━━ STORED ROWS ━━
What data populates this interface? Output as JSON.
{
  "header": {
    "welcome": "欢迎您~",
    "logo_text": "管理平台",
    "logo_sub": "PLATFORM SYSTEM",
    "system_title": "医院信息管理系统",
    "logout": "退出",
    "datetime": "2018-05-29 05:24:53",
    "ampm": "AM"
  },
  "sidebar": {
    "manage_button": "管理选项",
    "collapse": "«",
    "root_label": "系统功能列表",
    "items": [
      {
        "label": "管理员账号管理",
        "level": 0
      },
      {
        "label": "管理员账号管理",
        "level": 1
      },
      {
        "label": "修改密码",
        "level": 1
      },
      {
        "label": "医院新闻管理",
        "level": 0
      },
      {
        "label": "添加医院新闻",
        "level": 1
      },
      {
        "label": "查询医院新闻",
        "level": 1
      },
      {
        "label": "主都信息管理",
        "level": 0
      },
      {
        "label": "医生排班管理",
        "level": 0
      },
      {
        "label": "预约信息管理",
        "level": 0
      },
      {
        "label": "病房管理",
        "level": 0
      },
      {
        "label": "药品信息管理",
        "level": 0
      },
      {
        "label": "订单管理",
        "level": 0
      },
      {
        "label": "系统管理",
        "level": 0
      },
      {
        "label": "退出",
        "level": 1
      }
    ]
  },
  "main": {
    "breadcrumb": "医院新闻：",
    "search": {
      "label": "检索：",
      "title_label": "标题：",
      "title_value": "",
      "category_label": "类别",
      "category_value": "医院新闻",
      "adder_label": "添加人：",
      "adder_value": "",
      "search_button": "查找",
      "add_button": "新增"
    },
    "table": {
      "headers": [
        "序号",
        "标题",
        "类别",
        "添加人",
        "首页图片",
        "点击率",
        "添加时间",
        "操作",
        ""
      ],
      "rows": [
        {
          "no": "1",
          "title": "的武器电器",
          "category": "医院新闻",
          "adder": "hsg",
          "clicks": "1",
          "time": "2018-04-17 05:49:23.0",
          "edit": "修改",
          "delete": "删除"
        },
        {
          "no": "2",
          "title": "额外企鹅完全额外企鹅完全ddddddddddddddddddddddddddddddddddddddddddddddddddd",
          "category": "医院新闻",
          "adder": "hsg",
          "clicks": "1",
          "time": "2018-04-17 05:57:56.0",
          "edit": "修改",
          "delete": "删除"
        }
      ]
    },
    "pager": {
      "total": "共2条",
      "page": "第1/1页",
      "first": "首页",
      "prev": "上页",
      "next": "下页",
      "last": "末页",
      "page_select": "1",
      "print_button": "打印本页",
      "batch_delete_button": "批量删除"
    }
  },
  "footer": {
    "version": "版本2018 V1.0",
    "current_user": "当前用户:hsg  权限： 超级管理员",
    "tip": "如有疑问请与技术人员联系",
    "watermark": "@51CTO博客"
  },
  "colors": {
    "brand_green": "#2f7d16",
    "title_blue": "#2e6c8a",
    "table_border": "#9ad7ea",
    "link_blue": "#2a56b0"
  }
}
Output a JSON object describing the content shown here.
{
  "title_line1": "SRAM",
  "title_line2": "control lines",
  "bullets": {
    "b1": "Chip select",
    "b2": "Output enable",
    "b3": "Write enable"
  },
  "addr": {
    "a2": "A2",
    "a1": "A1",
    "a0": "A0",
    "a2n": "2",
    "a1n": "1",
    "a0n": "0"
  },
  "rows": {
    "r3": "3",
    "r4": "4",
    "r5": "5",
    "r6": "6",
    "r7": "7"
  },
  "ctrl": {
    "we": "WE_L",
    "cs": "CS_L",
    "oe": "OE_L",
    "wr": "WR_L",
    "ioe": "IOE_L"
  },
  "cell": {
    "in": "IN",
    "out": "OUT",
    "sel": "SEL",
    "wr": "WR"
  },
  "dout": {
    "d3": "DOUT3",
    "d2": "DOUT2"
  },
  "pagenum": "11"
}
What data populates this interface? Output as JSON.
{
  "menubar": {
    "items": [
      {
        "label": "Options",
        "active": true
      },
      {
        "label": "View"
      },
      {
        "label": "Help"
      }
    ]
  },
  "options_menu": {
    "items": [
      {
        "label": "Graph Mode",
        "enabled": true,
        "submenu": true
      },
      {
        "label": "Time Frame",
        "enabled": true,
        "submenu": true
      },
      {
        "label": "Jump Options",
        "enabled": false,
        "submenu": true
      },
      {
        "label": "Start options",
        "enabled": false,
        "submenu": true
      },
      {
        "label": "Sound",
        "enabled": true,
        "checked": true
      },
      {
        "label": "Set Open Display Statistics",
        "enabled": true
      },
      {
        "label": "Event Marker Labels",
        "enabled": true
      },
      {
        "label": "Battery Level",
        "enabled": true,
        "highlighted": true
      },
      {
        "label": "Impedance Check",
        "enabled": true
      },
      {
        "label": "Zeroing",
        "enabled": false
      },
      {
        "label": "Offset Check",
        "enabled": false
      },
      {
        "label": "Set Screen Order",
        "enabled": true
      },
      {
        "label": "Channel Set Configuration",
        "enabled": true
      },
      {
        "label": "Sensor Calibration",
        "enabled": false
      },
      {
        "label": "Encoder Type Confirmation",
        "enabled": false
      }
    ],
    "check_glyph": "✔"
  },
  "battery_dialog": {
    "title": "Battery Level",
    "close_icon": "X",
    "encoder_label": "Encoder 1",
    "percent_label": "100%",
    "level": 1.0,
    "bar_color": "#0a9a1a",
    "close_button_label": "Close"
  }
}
━━━
GIVEN TASK: Set down the listing above in full, please, exactly as it appears.

WRITTEN SOLUTION:
What data populates this interface? Output as JSON.
{
  "header": {
    "welcome": "欢迎您~",
    "logo_text": "管理平台",
    "logo_sub": "PLATFORM SYSTEM",
    "system_title": "医院信息管理系统",
    "logout": "退出",
    "datetime": "2018-05-29 05:24:53",
    "ampm": "AM"
  },
  "sidebar": {
    "manage_button": "管理选项",
    "collapse": "«",
    "root_label": "系统功能列表",
    "items": [
      {
        "label": "管理员账号管理",
        "level": 0
      },
      {
        "label": "管理员账号管理",
        "level": 1
      },
      {
        "label": "修改密码",
        "level": 1
      },
      {
        "label": "医院新闻管理",
        "level": 0
      },
      {
        "label": "添加医院新闻",
        "level": 1
      },
      {
        "label": "查询医院新闻",
        "level": 1
      },
      {
        "label": "主都信息管理",
        "level": 0
      },
      {
        "label": "医生排班管理",
        "level": 0
      },
      {
        "label": "预约信息管理",
        "level": 0
      },
      {
        "label": "病房管理",
        "level": 0
      },
      {
        "label": "药品信息管理",
        "level": 0
      },
      {
        "label": "订单管理",
        "level": 0
      },
      {
        "label": "系统管理",
        "level": 0
      },
      {
        "label": "退出",
        "level": 1
      }
    ]
  },
  "main": {
    "breadcrumb": "医院新闻：",
    "search": {
      "label": "检索：",
      "title_label": "标题：",
      "title_value": "",
      "category_label": "类别",
      "category_value": "医院新闻",
      "adder_label": "添加人：",
      "adder_value": "",
      "search_button": "查找",
      "add_button": "新增"
    },
    "table": {
      "headers": [
        "序号",
        "标题",
        "类别",
        "添加人",
        "首页图片",
        "点击率",
        "添加时间",
        "操作",
        ""
      ],
      "rows": [
        {
          "no": "1",
          "title": "的武器电器",
          "category": "医院新闻",
          "adder": "hsg",
          "clicks": "1",
          "time": "2018-04-17 05:49:23.0",
          "edit": "修改",
          "delete": "删除"
        },
        {
          "no": "2",
          "title": "额外企鹅完全额外企鹅完全ddddddddddddddddddddddddddddddddddddddddddddddddddd",
          "category": "医院新闻",
          "adder": "hsg",
          "clicks": "1",
          "time": "2018-04-17 05:57:56.0",
          "edit": "修改",
          "delete": "删除"
        }
      ]
    },
    "pager": {
      "total": "共2条",
      "page": "第1/1页",
      "first": "首页",
      "prev": "上页",
      "next": "下页",
      "last": "末页",
      "page_select": "1",
      "print_button": "打印本页",
      "batch_delete_button": "批量删除"
    }
  },
  "footer": {
    "version": "版本2018 V1.0",
    "current_user": "当前用户:hsg  权限： 超级管理员",
    "tip": "如有疑问请与技术人员联系",
    "watermark": "@51CTO博客"
  },
  "colors": {
    "brand_green": "#2f7d16",
    "title_blue": "#2e6c8a",
    "table_border": "#9ad7ea",
    "link_blue": "#2a56b0"
  }
}
Output a JSON object describing the content shown here.
{
  "title_line1": "SRAM",
  "title_line2": "control lines",
  "bullets": {
    "b1": "Chip select",
    "b2": "Output enable",
    "b3": "Write enable"
  },
  "addr": {
    "a2": "A2",
    "a1": "A1",
    "a0": "A0",
    "a2n": "2",
    "a1n": "1",
    "a0n": "0"
  },
  "rows": {
    "r3": "3",
    "r4": "4",
    "r5": "5",
    "r6": "6",
    "r7": "7"
  },
  "ctrl": {
    "we": "WE_L",
    "cs": "CS_L",
    "oe": "OE_L",
    "wr": "WR_L",
    "ioe": "IOE_L"
  },
  "cell": {
    "in": "IN",
    "out": "OUT",
    "sel": "SEL",
    "wr": "WR"
  },
  "dout": {
    "d3": "DOUT3",
    "d2": "DOUT2"
  },
  "pagenum": "11"
}
What data populates this interface? Output as JSON.
{
  "menubar": {
    "items": [
      {
        "label": "Options",
        "active": true
      },
      {
        "label": "View"
      },
      {
        "label": "Help"
      }
    ]
  },
  "options_menu": {
    "items": [
      {
        "label": "Graph Mode",
        "enabled": true,
        "submenu": true
      },
      {
        "label": "Time Frame",
        "enabled": true,
        "submenu": true
      },
      {
        "label": "Jump Options",
        "enabled": false,
        "submenu": true
      },
      {
        "label": "Start options",
        "enabled": false,
        "submenu": true
      },
      {
        "label": "Sound",
        "enabled": true,
        "checked": true
      },
      {
        "label": "Set Open Display Statistics",
        "enabled": true
      },
      {
        "label": "Event Marker Labels",
        "enabled": true
      },
      {
        "label": "Battery Level",
        "enabled": true,
        "highlighted": true
      },
      {
        "label": "Impedance Check",
        "enabled": true
      },
      {
        "label": "Zeroing",
        "enabled": false
      },
      {
        "label": "Offset Check",
        "enabled": false
      },
      {
        "label": "Set Screen Order",
        "enabled": true
      },
      {
        "label": "Channel Set Configuration",
        "enabled": true
      },
      {
        "label": "Sensor Calibration",
        "enabled": false
      },
      {
        "label": "Encoder Type Confirmation",
        "enabled": false
      }
    ],
    "check_glyph": "✔"
  },
  "battery_dialog": {
    "title": "Battery Level",
    "close_icon": "X",
    "encoder_label": "Encoder 1",
    "percent_label": "100%",
    "level": 1.0,
    "bar_color": "#0a9a1a",
    "close_button_label": "Close"
  }
}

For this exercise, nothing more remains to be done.